### What the exercise asks
Reproduce every entry in the listing without alteration.

^^^^^^^^^^^^^^^^

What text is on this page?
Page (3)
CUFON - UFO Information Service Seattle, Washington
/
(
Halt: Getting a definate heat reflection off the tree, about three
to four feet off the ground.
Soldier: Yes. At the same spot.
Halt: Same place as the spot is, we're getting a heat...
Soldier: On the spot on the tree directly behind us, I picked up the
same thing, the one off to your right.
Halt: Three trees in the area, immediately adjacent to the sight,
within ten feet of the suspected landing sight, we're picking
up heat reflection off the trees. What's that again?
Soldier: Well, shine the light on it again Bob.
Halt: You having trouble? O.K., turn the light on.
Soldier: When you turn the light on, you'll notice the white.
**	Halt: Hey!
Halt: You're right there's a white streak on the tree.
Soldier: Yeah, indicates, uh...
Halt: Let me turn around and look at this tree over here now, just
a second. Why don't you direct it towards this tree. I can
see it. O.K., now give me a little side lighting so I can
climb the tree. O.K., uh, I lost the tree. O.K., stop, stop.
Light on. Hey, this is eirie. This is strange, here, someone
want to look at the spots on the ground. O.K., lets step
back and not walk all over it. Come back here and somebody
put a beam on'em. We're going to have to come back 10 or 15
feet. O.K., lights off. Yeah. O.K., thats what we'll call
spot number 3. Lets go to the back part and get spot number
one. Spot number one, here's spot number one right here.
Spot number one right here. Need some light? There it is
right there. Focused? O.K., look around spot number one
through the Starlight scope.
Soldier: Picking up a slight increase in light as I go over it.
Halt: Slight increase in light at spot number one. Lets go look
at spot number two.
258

^^^^^^^^^^^^^^^^

### The output
What text is on this page?
Page (3)
CUFON - UFO Information Service Seattle, Washington
/
(
Halt: Getting a definate heat reflection off the tree, about three
to four feet off the ground.
Soldier: Yes. At the same spot.
Halt: Same place as the spot is, we're getting a heat...
Soldier: On the spot on the tree directly behind us, I picked up the
same thing, the one off to your right.
Halt: Three trees in the area, immediately adjacent to the sight,
within ten feet of the suspected landing sight, we're picking
up heat reflection off the trees. What's that again?
Soldier: Well, shine the light on it again Bob.
Halt: You having trouble? O.K., turn the light on.
Soldier: When you turn the light on, you'll notice the white.
**	Halt: Hey!
Halt: You're right there's a white streak on the tree.
Soldier: Yeah, indicates, uh...
Halt: Let me turn around and look at this tree over here now, just
a second. Why don't you direct it towards this tree. I can
see it. O.K., now give me a little side lighting so I can
climb the tree. O.K., uh, I lost the tree. O.K., stop, stop.
Light on. Hey, this is eirie. This is strange, here, someone
want to look at the spots on the ground. O.K., lets step
back and not walk all over it. Come back here and somebody
put a beam on'em. We're going to have to come back 10 or 15
feet. O.K., lights off. Yeah. O.K., thats what we'll call
spot number 3. Lets go to the back part and get spot number
one. Spot number one, here's spot number one right here.
Spot number one right here. Need some light? There it is
right there. Focused? O.K., look around spot number one
through the Starlight scope.
Soldier: Picking up a slight increase in light as I go over it.
Halt: Slight increase in light at spot number one. Lets go look
at spot number two.
258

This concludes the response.